# [Stated exercise]
State the count of lines below in which the word "Koulutuslautakunta" appears, and add nothing.

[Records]
-=-=-
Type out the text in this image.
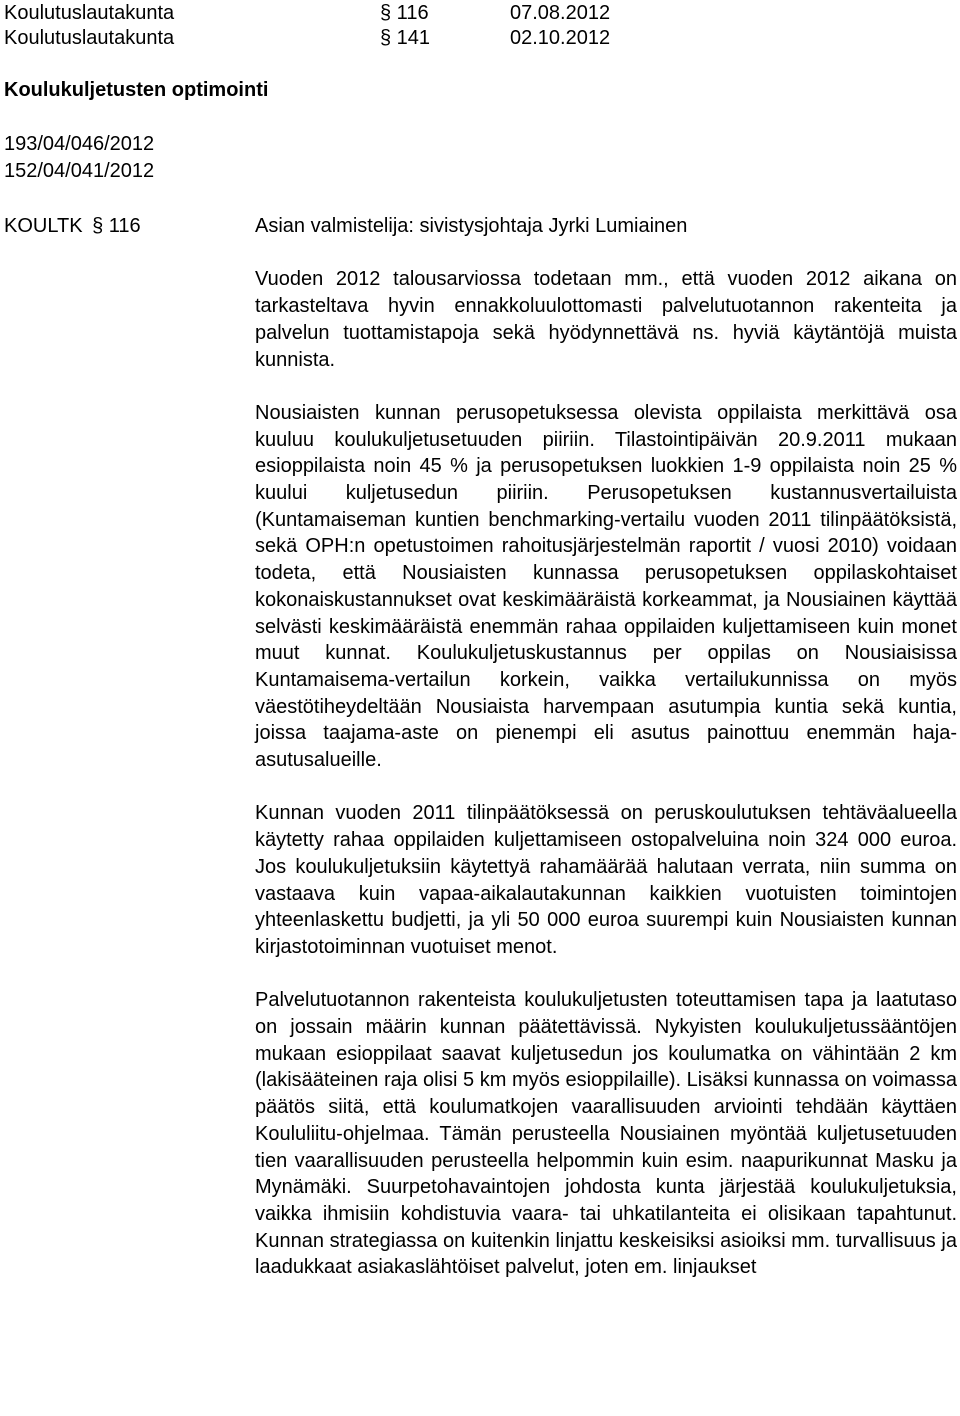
Koulutuslautakunta	§ 116	07.08.2012
Koulutuslautakunta	§ 141	02.10.2012
Koulukuljetusten optimointi
193/04/046/2012
152/04/041/2012
KOULTK § 116	Asian valmistelija: sivistysjohtaja Jyrki Lumiainen

Vuoden 2012 talousarviossa todetaan mm., että vuoden 2012 aikana on tarkasteltava hyvin ennakkoluulottomasti palvelutuotannon rakenteita ja palvelun tuottamistapoja sekä hyödynnettävä ns. hyviä käytäntöjä muista kunnista.

Nousiaisten kunnan perusopetuksessa olevista oppilaista merkittävä osa kuuluu koulukuljetusetuuden piiriin. Tilastointipäivän 20.9.2011 mukaan esioppilaista noin 45 % ja perusopetuksen luokkien 1-9 oppilaista noin 25 % kuului kuljetusedun piiriin. Perusopetuksen kustannusvertailuista (Kuntamaiseman kuntien benchmarking-vertailu vuoden 2011 tilinpäätöksistä, sekä OPH:n opetustoimen rahoitusjärjestelmän raportit / vuosi 2010) voidaan todeta, että Nousiaisten kunnassa perusopetuksen oppilaskohtaiset kokonaiskustannukset ovat keskimääräistä korkeammat, ja Nousiainen käyttää selvästi keskimääräistä enemmän rahaa oppilaiden kuljettamiseen kuin monet muut kunnat. Koulukuljetuskustannus per oppilas on Nousiaisissa Kuntamaisema-vertailun korkein, vaikka vertailukunnissa on myös väestötiheydeltään Nousiaista harvempaan asutumpia kuntia sekä kuntia, joissa taajama-aste on pienempi eli asutus painottuu enemmän haja-asutusalueille.

Kunnan vuoden 2011 tilinpäätöksessä on peruskoulutuksen tehtäväalueella käytetty rahaa oppilaiden kuljettamiseen ostopalveluina noin 324 000 euroa. Jos koulukuljetuksiin käytettyä rahamäärää halutaan verrata, niin summa on vastaava kuin vapaa-aikalautakunnan kaikkien vuotuisten toimintojen yhteenlaskettu budjetti, ja yli 50 000 euroa suurempi kuin Nousiaisten kunnan kirjastotoiminnan vuotuiset menot.

Palvelutuotannon rakenteista koulukuljetusten toteuttamisen tapa ja laatutaso on jossain määrin kunnan päätettävissä. Nykyisten koulukuljetussääntöjen mukaan esioppilaat saavat kuljetusedun jos koulumatka on vähintään 2 km (lakisääteinen raja olisi 5 km myös esioppilaille). Lisäksi kunnassa on voimassa päätös siitä, että koulumatkojen vaarallisuuden arviointi tehdään käyttäen Koululiitu-ohjelmaa. Tämän perusteella Nousiainen myöntää kuljetusetuuden tien vaarallisuuden perusteella helpommin kuin esim. naapurikunnat Masku ja Mynämäki. Suurpetohavaintojen johdosta kunta järjestää koulukuljetuksia, vaikka ihmisiin kohdistuvia vaara- tai uhkatilanteita ei olisikaan tapahtunut. Kunnan strategiassa on kuitenkin linjattu keskeisiksi asioiksi mm. turvallisuus ja laadukkaat asiakaslähtöiset palvelut, joten em. linjaukset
-=-=-
# [Reply]
2